EXERCISE GOAL: Find the lines below that contain the string "category". Copy each one.

————

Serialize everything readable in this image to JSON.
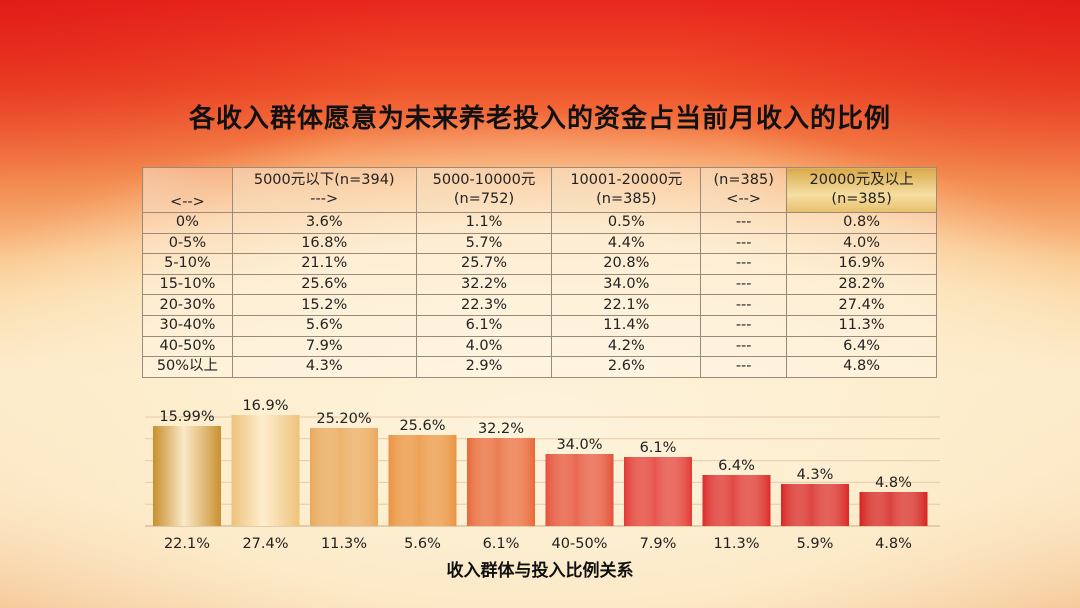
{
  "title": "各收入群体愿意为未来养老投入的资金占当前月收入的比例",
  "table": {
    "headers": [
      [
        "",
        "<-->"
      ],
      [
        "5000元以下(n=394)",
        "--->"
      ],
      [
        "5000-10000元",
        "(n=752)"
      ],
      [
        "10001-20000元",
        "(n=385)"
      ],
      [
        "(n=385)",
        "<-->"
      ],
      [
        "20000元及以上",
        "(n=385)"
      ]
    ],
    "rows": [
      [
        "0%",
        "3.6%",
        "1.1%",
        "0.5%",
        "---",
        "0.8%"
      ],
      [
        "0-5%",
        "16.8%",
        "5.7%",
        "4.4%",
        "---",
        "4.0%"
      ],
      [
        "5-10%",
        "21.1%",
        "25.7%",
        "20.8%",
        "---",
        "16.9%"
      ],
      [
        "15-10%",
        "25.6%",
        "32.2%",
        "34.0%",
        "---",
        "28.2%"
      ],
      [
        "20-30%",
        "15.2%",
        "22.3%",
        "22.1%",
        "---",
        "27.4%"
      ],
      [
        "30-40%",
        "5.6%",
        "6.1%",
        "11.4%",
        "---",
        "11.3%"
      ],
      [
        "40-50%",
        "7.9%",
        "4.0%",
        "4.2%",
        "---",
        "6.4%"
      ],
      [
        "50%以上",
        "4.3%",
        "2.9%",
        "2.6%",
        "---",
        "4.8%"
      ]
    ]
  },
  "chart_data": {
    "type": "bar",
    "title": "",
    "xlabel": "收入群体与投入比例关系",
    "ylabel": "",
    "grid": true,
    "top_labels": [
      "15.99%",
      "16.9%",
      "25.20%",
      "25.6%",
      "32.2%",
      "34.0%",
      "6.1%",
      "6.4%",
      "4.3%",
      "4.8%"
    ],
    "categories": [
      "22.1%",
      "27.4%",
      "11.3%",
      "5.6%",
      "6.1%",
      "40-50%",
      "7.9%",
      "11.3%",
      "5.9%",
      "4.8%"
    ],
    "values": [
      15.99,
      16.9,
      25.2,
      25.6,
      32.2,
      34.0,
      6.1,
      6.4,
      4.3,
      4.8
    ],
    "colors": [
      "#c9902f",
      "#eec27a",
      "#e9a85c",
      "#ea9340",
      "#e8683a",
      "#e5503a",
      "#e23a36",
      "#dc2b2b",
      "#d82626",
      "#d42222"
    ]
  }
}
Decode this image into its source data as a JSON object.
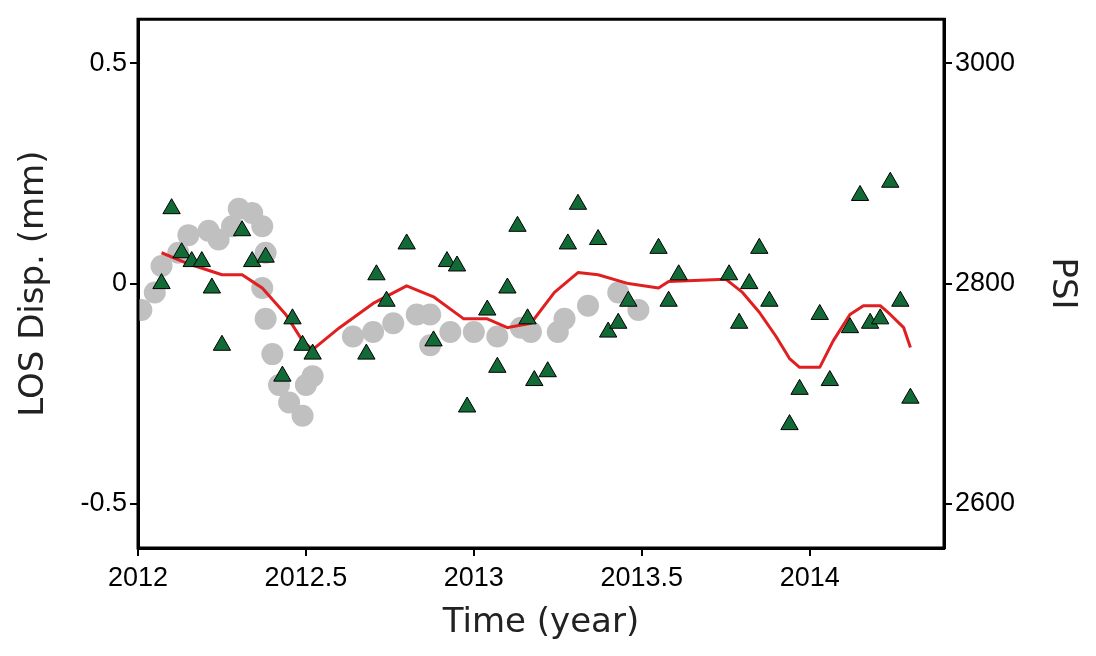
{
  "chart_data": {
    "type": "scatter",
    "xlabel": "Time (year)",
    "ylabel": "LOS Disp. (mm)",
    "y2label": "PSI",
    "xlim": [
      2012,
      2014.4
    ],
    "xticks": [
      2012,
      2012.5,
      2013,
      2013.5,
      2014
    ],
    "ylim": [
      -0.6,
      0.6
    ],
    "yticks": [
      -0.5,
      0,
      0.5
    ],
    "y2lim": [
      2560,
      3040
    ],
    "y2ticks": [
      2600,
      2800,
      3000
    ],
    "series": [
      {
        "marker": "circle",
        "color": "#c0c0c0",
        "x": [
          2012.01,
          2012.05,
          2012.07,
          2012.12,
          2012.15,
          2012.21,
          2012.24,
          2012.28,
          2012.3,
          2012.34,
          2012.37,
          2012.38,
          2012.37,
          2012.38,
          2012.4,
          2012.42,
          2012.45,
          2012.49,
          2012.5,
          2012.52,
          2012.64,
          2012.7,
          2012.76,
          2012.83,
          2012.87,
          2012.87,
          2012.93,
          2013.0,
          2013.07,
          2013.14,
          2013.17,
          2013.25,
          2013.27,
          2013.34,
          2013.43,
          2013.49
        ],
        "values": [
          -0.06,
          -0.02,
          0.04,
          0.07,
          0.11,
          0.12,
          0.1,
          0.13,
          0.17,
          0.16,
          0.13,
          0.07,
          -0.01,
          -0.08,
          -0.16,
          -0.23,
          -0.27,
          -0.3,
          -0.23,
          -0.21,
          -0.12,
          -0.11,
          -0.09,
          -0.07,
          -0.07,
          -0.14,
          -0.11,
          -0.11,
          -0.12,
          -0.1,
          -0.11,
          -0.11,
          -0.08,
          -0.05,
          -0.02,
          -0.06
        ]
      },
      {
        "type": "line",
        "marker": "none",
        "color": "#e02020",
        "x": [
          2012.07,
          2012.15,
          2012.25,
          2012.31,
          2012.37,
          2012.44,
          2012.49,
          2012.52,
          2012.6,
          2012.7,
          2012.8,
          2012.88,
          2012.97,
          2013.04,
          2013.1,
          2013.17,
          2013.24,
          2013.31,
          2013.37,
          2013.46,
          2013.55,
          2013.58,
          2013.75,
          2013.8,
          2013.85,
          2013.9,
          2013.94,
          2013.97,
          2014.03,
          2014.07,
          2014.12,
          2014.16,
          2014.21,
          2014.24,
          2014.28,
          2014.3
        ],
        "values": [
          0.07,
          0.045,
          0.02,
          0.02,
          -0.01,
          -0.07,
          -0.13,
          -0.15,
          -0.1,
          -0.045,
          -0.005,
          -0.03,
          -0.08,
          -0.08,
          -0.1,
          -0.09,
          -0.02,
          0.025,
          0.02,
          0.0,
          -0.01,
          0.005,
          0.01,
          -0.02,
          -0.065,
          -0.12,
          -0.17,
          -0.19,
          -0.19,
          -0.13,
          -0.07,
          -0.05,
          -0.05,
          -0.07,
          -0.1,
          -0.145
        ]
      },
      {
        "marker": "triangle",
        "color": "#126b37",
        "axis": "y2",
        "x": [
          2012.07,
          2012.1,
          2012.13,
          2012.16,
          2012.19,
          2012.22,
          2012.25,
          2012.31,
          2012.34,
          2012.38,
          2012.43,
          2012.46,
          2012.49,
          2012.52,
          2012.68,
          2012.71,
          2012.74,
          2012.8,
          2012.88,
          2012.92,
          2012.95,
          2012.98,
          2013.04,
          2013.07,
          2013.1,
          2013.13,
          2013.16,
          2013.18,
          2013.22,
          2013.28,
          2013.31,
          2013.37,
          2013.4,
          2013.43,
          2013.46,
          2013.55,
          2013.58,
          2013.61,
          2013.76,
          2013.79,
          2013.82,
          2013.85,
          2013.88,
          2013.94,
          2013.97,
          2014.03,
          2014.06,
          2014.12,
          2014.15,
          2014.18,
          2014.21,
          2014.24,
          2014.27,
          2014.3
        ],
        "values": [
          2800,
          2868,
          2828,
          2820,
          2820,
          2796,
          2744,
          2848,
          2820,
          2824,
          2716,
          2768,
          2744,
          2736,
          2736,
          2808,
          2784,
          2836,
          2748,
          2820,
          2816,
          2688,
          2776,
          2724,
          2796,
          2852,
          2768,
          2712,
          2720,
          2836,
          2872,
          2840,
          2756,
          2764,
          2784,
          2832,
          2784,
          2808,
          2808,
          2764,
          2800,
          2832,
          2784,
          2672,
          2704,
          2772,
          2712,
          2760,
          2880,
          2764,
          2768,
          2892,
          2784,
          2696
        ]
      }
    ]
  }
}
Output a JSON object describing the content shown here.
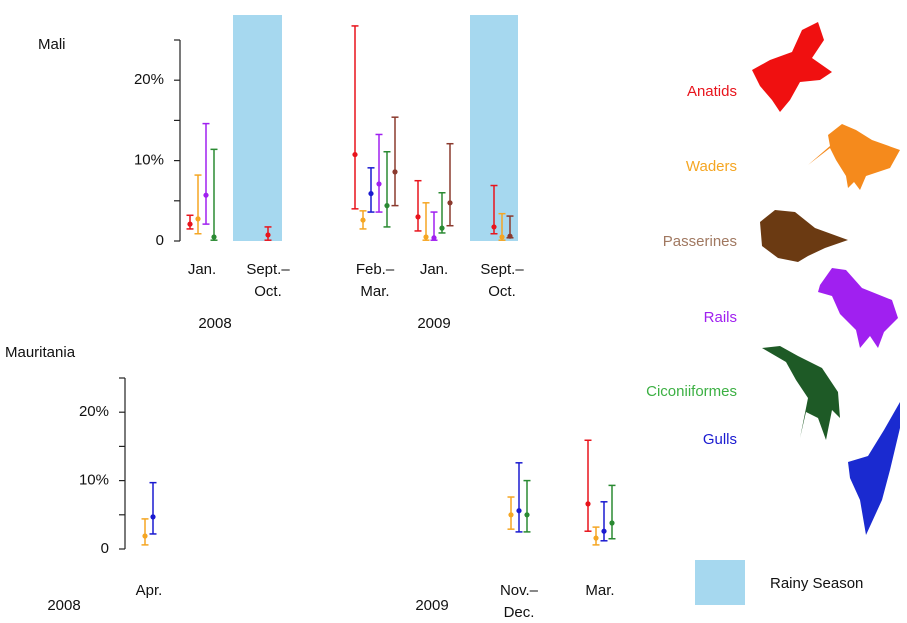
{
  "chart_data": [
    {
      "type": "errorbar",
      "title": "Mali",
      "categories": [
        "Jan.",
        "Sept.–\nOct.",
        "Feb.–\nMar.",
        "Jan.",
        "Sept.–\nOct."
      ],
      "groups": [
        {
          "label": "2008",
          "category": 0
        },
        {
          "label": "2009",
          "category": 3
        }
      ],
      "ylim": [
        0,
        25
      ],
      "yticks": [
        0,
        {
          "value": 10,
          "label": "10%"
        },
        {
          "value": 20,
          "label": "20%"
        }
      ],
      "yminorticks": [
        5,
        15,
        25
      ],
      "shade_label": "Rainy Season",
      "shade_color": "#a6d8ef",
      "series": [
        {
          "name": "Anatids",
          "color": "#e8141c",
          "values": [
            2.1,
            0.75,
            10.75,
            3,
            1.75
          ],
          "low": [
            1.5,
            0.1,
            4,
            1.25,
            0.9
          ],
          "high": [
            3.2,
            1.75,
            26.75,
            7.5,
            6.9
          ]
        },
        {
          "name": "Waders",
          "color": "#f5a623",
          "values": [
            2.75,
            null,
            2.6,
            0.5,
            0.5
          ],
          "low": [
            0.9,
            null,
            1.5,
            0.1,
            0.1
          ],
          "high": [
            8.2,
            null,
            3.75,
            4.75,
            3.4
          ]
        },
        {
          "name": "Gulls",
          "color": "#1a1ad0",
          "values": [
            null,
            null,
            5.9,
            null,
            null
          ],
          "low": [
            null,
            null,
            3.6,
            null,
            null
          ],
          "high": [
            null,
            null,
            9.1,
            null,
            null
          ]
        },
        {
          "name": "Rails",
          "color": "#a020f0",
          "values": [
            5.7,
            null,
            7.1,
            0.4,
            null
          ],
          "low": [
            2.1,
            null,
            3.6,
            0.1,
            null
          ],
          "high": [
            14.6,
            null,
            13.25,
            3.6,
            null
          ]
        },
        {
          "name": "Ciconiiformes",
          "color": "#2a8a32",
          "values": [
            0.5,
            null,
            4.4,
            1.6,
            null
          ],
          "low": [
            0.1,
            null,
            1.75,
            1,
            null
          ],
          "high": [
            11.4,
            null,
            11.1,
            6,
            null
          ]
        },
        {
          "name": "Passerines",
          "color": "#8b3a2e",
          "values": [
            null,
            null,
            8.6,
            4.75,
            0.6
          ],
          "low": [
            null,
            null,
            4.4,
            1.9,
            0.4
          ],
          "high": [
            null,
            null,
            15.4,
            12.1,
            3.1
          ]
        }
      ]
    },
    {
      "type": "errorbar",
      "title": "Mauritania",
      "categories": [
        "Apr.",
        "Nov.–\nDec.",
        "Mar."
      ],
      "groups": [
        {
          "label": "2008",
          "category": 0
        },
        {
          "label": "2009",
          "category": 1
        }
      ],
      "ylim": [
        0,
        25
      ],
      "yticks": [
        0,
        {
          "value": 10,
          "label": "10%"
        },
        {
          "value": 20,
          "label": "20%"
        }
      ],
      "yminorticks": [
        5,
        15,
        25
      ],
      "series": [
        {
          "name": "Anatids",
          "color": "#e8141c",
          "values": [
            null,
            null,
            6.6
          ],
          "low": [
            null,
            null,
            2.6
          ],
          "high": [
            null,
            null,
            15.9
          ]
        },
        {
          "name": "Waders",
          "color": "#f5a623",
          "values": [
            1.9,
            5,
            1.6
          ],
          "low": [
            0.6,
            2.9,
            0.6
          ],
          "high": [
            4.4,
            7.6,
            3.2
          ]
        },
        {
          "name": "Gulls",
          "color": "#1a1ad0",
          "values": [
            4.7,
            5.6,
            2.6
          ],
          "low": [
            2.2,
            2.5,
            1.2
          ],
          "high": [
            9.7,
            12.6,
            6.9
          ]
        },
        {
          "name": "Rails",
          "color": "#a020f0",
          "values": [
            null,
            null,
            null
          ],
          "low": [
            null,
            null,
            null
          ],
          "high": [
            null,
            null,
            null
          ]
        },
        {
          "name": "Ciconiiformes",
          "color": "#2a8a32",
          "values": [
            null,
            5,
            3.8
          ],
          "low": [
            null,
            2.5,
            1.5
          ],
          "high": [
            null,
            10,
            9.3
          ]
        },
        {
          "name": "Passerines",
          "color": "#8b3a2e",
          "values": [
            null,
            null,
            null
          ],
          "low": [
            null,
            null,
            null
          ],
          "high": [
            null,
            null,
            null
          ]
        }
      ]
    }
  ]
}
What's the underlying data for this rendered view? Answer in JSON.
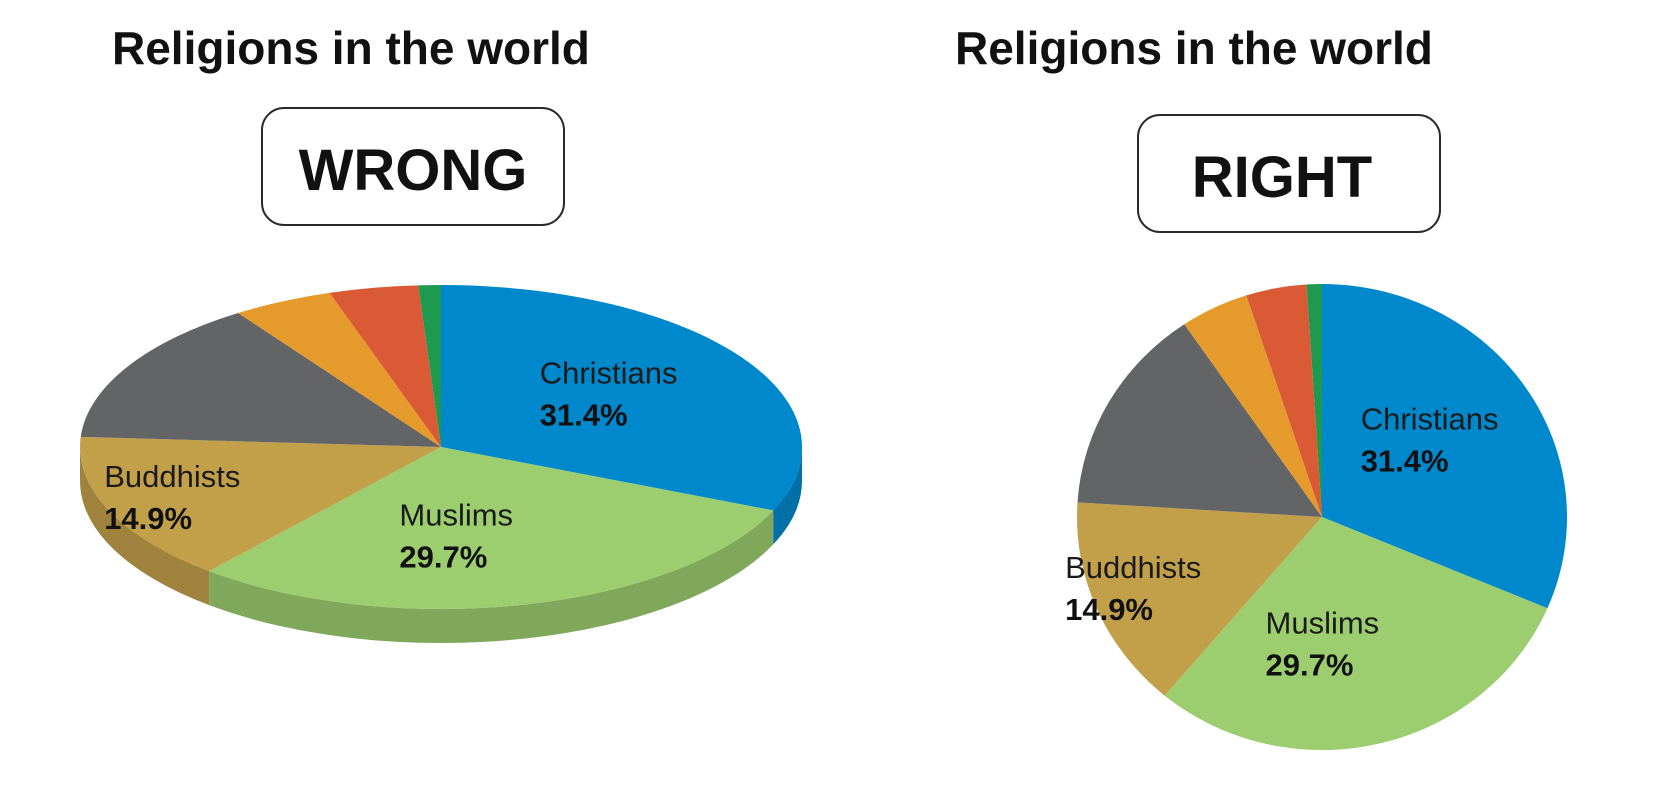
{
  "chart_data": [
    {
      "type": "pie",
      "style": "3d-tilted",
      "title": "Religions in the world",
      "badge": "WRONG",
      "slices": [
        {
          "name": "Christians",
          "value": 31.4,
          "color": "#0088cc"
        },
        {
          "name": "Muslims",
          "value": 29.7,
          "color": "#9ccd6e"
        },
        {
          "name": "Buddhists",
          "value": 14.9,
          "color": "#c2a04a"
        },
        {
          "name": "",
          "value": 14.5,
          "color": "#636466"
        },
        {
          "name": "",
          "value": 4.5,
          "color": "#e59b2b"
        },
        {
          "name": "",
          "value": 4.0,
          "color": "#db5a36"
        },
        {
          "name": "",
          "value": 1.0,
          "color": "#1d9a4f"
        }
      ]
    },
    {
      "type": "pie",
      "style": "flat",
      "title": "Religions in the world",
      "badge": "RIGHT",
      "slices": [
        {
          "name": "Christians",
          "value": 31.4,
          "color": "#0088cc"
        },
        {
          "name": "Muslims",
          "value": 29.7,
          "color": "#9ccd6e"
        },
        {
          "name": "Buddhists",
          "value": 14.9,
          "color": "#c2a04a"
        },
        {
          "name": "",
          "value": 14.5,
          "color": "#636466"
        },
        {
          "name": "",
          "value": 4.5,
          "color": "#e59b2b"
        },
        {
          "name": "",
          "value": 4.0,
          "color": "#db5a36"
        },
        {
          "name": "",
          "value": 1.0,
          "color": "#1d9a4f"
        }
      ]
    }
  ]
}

————

OUTPUT OF THE EXERCISE:
          "category": 0
          "category": 3
          "category": 0
          "category": 1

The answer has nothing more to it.